-- START OF Information shown --
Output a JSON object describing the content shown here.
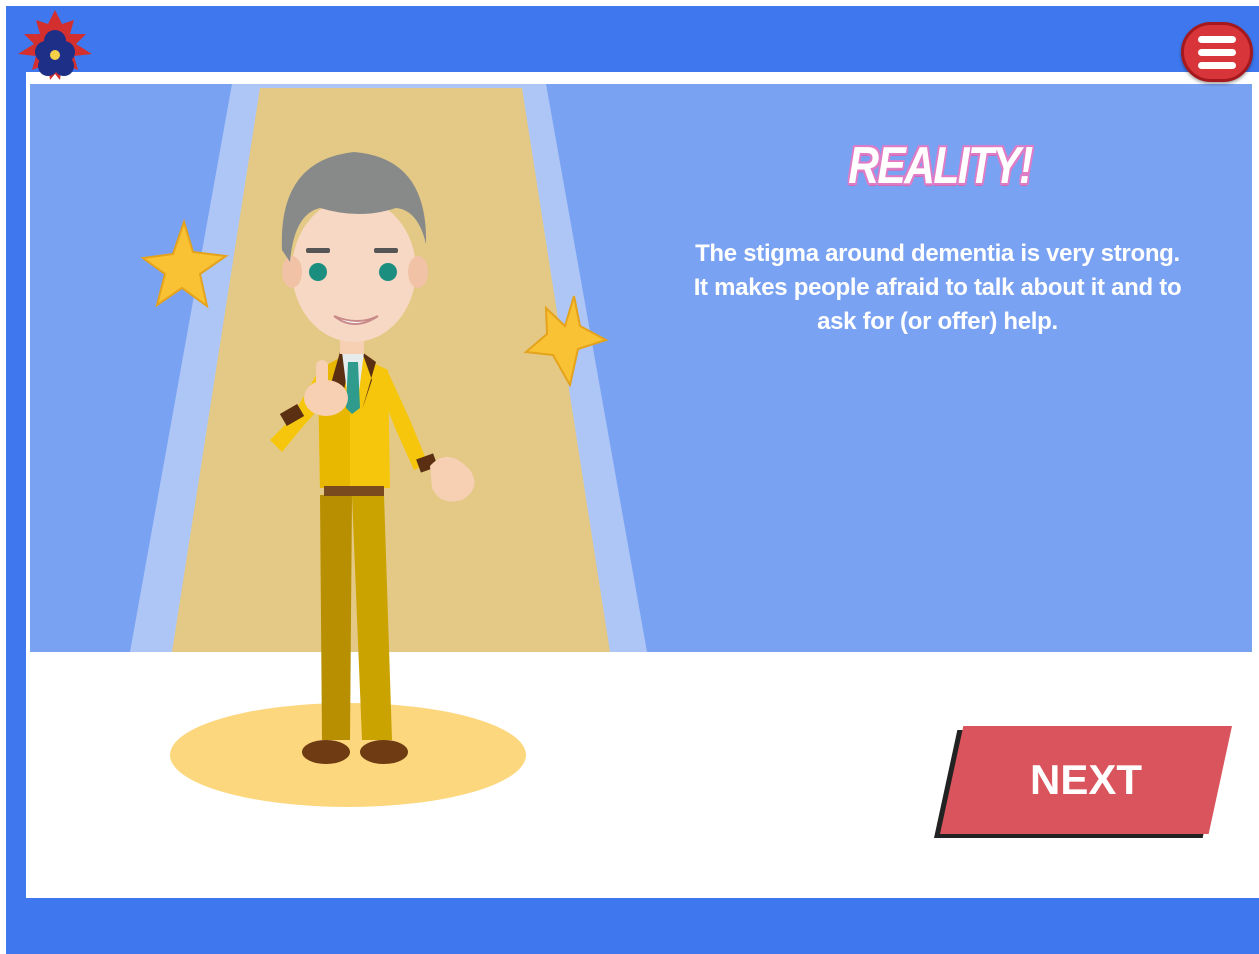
{
  "header": {
    "logo_icon": "maple-leaf-flower-logo",
    "menu_icon": "hamburger-menu-icon"
  },
  "content": {
    "heading": "REALITY!",
    "body": "The stigma around dementia is very strong. It makes people afraid to talk about it and to ask for (or offer) help."
  },
  "actions": {
    "next_label": "NEXT"
  },
  "colors": {
    "frame_blue": "#3f78ee",
    "scene_blue": "#7aa2f2",
    "next_red": "#d9545c",
    "menu_red": "#d8353b",
    "spotlight": "#e3c985"
  }
}
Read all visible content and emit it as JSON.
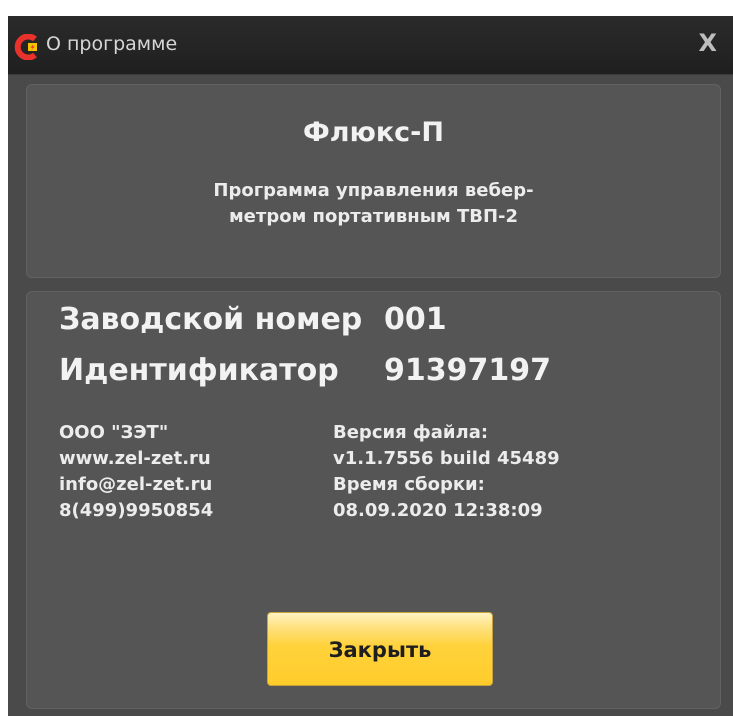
{
  "window": {
    "title": "О программе",
    "close_glyph": "X"
  },
  "product": {
    "name": "Флюкс-П",
    "description": "Программа управления вебер-\nметром портативным ТВП-2"
  },
  "device": {
    "serial_label": "Заводской номер",
    "serial_value": "001",
    "id_label": "Идентификатор",
    "id_value": "91397197"
  },
  "company": {
    "name": "ООО \"ЗЭТ\"",
    "website": "www.zel-zet.ru",
    "email": "info@zel-zet.ru",
    "phone": "8(499)9950854"
  },
  "build": {
    "version_label": "Версия файла:",
    "version_value": "v1.1.7556 build 45489",
    "time_label": "Время сборки:",
    "time_value": "08.09.2020 12:38:09"
  },
  "buttons": {
    "close_label": "Закрыть"
  },
  "colors": {
    "window_bg": "#4a4a4a",
    "titlebar_bg": "#252525",
    "panel_bg": "#555555",
    "button_accent": "#ffcc2a",
    "icon_red": "#e8322b",
    "icon_yellow": "#f5c300"
  },
  "icons": {
    "app": "app-logo-icon",
    "close": "close-icon"
  }
}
-- END OF Information shown --
- Description of the task -
Your copy should hold every record word for word and none of the pictures.

- Reply -
Output a JSON object describing the content shown here.
{
  "header": {
    "logo_icon": "maple-leaf-flower-logo",
    "menu_icon": "hamburger-menu-icon"
  },
  "content": {
    "heading": "REALITY!",
    "body": "The stigma around dementia is very strong. It makes people afraid to talk about it and to ask for (or offer) help."
  },
  "actions": {
    "next_label": "NEXT"
  },
  "colors": {
    "frame_blue": "#3f78ee",
    "scene_blue": "#7aa2f2",
    "next_red": "#d9545c",
    "menu_red": "#d8353b",
    "spotlight": "#e3c985"
  }
}
Read all visible content and emit it as JSON.
{
  "window": {
    "title": "О программе",
    "close_glyph": "X"
  },
  "product": {
    "name": "Флюкс-П",
    "description": "Программа управления вебер-\nметром портативным ТВП-2"
  },
  "device": {
    "serial_label": "Заводской номер",
    "serial_value": "001",
    "id_label": "Идентификатор",
    "id_value": "91397197"
  },
  "company": {
    "name": "ООО \"ЗЭТ\"",
    "website": "www.zel-zet.ru",
    "email": "info@zel-zet.ru",
    "phone": "8(499)9950854"
  },
  "build": {
    "version_label": "Версия файла:",
    "version_value": "v1.1.7556 build 45489",
    "time_label": "Время сборки:",
    "time_value": "08.09.2020 12:38:09"
  },
  "buttons": {
    "close_label": "Закрыть"
  },
  "colors": {
    "window_bg": "#4a4a4a",
    "titlebar_bg": "#252525",
    "panel_bg": "#555555",
    "button_accent": "#ffcc2a",
    "icon_red": "#e8322b",
    "icon_yellow": "#f5c300"
  },
  "icons": {
    "app": "app-logo-icon",
    "close": "close-icon"
  }
}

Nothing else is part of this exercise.